Find the string "lead" in the listing and report every line that has it.

begin Rows

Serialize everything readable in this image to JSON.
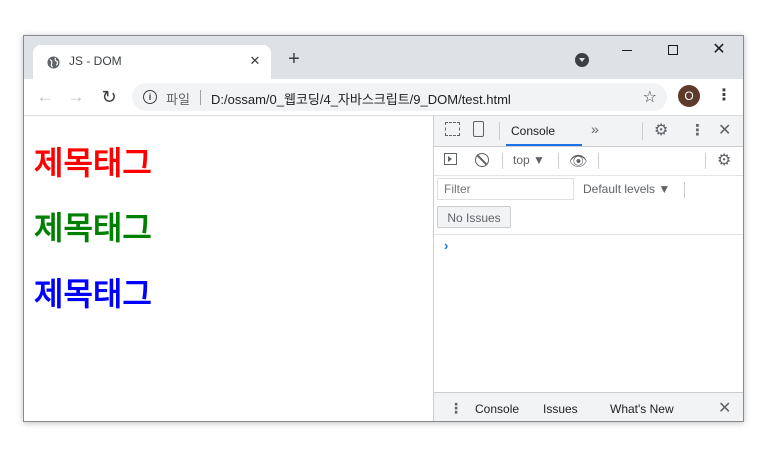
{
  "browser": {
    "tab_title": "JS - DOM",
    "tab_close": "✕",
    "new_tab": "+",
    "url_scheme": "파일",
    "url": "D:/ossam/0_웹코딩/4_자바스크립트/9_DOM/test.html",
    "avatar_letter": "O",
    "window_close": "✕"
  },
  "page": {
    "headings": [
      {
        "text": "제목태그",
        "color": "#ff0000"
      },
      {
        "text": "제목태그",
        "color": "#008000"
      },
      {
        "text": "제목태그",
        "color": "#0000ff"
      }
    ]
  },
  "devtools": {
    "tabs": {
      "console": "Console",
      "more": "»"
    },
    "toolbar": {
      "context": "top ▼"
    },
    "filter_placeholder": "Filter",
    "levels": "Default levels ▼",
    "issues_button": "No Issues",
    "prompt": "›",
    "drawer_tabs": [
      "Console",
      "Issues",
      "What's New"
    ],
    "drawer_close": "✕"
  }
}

end Rows
begin Rows

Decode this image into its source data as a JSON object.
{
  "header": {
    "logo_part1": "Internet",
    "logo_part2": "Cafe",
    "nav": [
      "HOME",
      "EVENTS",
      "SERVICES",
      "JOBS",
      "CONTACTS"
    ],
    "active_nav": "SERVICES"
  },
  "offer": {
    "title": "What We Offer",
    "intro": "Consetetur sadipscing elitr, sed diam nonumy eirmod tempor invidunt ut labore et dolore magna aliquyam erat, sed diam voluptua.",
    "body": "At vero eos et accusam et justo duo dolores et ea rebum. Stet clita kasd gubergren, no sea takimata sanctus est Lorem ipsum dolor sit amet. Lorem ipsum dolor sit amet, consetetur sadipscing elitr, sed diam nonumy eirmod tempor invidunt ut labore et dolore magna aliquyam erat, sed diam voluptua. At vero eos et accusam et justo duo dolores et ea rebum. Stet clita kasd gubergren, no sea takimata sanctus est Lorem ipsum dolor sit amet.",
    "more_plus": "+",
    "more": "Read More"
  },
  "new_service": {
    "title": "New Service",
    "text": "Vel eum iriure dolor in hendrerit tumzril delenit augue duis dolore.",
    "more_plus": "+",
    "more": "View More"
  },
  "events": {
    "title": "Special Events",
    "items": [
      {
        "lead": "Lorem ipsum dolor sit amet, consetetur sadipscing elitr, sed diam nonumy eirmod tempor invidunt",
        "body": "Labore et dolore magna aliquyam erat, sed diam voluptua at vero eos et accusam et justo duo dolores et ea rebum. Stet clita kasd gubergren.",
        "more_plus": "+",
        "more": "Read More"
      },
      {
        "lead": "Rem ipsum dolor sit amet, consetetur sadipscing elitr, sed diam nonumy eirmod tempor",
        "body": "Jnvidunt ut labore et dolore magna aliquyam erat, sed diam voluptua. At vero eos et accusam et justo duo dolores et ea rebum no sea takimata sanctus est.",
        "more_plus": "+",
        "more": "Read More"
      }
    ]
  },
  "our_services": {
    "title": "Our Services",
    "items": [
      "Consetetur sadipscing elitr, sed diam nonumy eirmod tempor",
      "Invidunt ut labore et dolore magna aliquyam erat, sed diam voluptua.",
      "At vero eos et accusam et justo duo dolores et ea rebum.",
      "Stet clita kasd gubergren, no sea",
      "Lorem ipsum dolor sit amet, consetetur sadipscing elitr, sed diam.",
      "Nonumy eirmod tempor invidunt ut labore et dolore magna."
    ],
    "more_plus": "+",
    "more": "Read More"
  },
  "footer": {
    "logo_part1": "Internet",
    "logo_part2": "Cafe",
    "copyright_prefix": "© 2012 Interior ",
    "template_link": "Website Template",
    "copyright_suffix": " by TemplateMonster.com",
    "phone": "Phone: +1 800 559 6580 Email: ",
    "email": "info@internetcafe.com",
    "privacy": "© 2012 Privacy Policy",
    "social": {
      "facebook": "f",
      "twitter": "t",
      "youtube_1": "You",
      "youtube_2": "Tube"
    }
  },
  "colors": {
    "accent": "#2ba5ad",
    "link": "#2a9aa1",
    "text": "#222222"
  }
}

end Rows

- **Task solution**:
        "lead": "Lorem ipsum dolor sit amet, consetetur sadipscing elitr, sed diam nonumy eirmod tempor invidunt",
        "lead": "Rem ipsum dolor sit amet, consetetur sadipscing elitr, sed diam nonumy eirmod tempor",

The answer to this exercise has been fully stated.